## BEGIN Records provided

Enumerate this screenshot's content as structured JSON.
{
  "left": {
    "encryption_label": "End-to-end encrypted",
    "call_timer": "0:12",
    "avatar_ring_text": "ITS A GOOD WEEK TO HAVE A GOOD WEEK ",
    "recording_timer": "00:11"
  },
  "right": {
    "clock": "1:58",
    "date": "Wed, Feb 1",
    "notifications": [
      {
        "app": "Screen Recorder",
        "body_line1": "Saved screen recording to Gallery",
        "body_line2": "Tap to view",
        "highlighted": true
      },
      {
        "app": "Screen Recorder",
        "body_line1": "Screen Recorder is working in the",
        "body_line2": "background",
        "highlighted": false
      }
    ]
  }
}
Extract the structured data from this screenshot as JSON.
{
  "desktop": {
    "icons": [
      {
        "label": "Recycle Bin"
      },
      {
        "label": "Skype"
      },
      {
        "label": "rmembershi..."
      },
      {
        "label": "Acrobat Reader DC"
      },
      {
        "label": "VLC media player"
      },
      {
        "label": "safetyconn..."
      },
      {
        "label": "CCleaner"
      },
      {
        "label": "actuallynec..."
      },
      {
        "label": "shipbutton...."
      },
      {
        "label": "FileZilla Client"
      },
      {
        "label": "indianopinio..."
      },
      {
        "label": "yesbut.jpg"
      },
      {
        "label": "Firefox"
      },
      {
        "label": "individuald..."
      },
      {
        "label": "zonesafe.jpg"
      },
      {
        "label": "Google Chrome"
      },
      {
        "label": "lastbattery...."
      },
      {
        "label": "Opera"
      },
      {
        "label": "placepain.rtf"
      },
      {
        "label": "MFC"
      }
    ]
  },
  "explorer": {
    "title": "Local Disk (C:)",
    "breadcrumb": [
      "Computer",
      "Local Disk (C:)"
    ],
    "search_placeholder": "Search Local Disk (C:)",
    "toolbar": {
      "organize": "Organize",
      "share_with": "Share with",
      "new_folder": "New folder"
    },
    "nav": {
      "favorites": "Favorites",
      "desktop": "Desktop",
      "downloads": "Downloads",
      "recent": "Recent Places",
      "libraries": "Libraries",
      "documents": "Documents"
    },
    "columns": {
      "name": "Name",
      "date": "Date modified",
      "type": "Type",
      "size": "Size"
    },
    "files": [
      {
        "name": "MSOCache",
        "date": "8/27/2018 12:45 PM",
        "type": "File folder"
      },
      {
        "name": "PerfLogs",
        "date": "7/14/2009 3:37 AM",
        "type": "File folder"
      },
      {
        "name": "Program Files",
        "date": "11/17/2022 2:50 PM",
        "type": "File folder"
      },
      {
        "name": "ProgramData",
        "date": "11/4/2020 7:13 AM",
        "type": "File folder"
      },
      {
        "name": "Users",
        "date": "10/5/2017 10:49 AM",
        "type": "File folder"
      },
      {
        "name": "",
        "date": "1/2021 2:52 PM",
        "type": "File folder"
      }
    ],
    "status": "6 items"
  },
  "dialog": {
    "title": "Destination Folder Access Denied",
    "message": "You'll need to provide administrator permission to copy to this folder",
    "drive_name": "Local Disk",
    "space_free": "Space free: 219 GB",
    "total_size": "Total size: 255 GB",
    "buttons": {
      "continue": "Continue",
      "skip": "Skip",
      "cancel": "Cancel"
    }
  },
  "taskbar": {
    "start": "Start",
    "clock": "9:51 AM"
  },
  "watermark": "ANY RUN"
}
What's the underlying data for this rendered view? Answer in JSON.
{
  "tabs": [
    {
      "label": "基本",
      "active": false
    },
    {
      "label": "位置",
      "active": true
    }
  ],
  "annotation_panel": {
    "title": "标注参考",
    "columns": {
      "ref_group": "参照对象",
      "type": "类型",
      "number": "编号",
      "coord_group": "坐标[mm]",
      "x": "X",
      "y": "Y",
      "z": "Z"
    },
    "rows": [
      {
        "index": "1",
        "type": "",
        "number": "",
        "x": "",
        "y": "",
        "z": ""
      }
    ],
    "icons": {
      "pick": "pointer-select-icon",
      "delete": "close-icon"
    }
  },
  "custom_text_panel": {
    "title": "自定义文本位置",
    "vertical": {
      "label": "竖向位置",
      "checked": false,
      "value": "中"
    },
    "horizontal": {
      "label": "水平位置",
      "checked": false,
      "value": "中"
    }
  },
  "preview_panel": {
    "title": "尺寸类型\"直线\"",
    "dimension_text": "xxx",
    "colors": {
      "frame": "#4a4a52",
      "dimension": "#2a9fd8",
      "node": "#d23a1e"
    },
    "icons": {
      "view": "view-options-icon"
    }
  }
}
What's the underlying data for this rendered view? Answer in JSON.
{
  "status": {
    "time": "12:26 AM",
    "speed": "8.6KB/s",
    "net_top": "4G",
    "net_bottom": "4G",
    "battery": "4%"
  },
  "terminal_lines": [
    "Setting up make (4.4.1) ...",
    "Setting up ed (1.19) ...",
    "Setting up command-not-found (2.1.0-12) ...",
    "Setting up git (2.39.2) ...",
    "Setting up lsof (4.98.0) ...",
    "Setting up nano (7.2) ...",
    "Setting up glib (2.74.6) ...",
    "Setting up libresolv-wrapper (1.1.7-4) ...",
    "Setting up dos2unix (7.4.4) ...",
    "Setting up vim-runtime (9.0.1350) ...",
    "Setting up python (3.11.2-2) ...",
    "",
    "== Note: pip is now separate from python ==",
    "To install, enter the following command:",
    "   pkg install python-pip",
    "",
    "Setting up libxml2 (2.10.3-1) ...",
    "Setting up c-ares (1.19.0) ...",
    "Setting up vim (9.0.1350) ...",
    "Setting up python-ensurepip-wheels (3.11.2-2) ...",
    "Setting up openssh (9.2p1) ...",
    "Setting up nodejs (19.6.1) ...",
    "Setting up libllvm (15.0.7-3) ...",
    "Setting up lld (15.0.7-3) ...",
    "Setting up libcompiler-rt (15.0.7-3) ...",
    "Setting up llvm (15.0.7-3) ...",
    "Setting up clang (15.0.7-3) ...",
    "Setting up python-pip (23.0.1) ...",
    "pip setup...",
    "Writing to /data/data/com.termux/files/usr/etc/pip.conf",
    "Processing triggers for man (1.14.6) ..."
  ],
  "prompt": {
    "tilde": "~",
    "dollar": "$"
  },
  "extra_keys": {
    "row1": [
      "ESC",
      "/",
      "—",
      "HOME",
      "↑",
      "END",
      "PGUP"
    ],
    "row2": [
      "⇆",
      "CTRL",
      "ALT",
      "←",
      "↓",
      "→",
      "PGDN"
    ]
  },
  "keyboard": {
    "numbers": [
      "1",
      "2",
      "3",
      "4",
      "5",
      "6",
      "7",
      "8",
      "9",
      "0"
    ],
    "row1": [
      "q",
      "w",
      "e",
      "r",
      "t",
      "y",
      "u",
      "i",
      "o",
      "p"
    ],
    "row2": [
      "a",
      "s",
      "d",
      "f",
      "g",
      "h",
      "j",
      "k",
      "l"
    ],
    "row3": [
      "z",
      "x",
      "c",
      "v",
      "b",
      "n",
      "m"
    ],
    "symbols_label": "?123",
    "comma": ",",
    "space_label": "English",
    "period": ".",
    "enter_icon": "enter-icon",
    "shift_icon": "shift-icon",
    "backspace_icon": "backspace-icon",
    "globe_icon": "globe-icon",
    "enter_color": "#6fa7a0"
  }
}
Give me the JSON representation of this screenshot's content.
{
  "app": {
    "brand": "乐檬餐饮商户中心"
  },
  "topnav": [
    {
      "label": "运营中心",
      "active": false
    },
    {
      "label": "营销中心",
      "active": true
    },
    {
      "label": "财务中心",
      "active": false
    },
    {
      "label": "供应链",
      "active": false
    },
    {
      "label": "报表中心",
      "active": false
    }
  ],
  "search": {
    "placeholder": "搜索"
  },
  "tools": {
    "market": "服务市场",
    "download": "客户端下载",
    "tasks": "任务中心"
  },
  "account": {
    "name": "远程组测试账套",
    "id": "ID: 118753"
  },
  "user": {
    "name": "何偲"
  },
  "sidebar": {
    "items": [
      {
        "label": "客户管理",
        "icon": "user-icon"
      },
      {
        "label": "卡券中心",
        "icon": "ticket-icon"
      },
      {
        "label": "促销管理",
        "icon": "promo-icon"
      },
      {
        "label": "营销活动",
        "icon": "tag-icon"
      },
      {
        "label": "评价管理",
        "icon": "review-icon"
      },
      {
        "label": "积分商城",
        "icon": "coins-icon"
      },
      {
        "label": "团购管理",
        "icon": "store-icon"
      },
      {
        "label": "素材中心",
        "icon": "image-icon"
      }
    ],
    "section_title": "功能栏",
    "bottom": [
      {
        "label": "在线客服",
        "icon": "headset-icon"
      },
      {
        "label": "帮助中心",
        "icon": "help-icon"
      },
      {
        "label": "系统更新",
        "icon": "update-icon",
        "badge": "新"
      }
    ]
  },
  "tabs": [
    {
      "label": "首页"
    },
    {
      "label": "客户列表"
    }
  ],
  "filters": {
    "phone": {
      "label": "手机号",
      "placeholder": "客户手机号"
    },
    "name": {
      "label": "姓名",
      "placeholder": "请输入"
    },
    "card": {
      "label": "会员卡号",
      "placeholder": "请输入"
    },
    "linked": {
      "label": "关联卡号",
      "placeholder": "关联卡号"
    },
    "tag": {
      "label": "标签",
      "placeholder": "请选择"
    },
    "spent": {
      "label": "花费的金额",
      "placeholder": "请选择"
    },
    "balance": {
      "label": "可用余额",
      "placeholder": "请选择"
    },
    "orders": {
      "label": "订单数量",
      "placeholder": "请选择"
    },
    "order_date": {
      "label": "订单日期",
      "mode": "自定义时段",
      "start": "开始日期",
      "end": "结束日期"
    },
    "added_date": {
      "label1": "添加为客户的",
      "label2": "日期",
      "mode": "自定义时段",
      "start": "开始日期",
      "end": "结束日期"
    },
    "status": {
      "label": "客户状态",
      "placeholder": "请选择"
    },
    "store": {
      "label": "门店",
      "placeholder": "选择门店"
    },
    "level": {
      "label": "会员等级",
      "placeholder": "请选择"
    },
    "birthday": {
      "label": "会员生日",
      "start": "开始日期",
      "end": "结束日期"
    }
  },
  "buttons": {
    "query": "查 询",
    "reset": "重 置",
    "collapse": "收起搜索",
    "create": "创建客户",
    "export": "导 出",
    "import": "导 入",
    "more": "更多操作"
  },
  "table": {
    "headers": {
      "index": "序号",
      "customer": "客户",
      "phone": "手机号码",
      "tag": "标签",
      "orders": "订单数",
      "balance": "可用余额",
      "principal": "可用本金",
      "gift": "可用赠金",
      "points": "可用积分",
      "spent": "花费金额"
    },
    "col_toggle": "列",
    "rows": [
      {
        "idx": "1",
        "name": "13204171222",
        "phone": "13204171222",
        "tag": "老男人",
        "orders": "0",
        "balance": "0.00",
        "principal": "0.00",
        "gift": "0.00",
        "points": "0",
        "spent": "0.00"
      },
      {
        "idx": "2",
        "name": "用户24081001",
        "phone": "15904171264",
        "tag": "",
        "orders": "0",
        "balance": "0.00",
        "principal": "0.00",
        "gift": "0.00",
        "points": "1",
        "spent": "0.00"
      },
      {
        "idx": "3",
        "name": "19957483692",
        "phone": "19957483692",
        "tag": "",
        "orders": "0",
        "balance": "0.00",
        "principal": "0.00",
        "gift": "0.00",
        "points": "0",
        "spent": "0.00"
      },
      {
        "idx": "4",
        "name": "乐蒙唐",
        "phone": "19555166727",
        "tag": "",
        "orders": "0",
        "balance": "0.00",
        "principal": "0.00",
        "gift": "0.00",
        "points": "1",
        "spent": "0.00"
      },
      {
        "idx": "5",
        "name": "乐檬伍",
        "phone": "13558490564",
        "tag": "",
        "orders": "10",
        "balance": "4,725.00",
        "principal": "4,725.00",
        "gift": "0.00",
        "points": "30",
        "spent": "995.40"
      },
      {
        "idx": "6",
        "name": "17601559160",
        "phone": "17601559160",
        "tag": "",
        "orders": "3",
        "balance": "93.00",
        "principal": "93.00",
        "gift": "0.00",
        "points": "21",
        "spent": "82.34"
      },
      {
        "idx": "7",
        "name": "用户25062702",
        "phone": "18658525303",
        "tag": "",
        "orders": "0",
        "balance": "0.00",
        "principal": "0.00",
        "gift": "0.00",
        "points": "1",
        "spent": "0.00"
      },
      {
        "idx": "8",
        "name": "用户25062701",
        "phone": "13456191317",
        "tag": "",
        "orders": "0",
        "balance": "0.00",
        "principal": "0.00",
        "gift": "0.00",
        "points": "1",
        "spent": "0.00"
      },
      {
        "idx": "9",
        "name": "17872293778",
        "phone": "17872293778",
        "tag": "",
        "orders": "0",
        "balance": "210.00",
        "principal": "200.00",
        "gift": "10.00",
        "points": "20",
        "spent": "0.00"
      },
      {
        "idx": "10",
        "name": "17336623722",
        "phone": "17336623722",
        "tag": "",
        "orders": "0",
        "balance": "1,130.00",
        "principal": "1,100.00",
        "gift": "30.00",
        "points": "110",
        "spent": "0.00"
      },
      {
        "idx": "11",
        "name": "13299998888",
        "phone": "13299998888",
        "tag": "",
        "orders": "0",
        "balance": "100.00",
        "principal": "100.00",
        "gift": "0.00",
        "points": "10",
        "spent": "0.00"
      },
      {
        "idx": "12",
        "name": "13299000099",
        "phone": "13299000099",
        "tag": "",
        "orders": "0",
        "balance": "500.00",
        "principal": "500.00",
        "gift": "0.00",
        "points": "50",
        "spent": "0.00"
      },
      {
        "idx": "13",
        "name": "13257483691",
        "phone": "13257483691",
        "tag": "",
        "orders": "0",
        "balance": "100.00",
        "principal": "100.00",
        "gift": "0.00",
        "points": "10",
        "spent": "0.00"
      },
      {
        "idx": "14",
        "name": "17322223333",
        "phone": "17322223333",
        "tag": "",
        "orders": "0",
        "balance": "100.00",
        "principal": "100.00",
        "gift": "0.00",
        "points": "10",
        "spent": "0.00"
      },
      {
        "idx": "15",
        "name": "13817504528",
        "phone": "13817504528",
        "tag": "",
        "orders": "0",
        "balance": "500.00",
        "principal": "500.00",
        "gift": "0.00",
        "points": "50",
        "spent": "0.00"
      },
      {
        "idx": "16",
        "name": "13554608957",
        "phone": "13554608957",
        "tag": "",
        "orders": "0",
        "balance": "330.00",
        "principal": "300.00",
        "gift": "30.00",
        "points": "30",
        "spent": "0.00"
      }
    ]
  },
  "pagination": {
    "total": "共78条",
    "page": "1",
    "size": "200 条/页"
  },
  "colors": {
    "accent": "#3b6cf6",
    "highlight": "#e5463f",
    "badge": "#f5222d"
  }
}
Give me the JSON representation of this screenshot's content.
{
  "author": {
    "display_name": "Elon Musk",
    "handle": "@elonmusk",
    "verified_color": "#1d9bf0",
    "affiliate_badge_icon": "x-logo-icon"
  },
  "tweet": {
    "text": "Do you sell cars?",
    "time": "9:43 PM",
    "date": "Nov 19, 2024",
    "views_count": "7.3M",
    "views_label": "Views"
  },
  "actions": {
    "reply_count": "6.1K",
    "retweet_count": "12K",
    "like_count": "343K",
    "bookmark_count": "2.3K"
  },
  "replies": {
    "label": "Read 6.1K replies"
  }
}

## END Records provided

◆ **What you have to do**: From the entries, report each line that includes the word "install".

◆ **Exercise solution**:
    "To install, enter the following command:",
    "   pkg install python-pip",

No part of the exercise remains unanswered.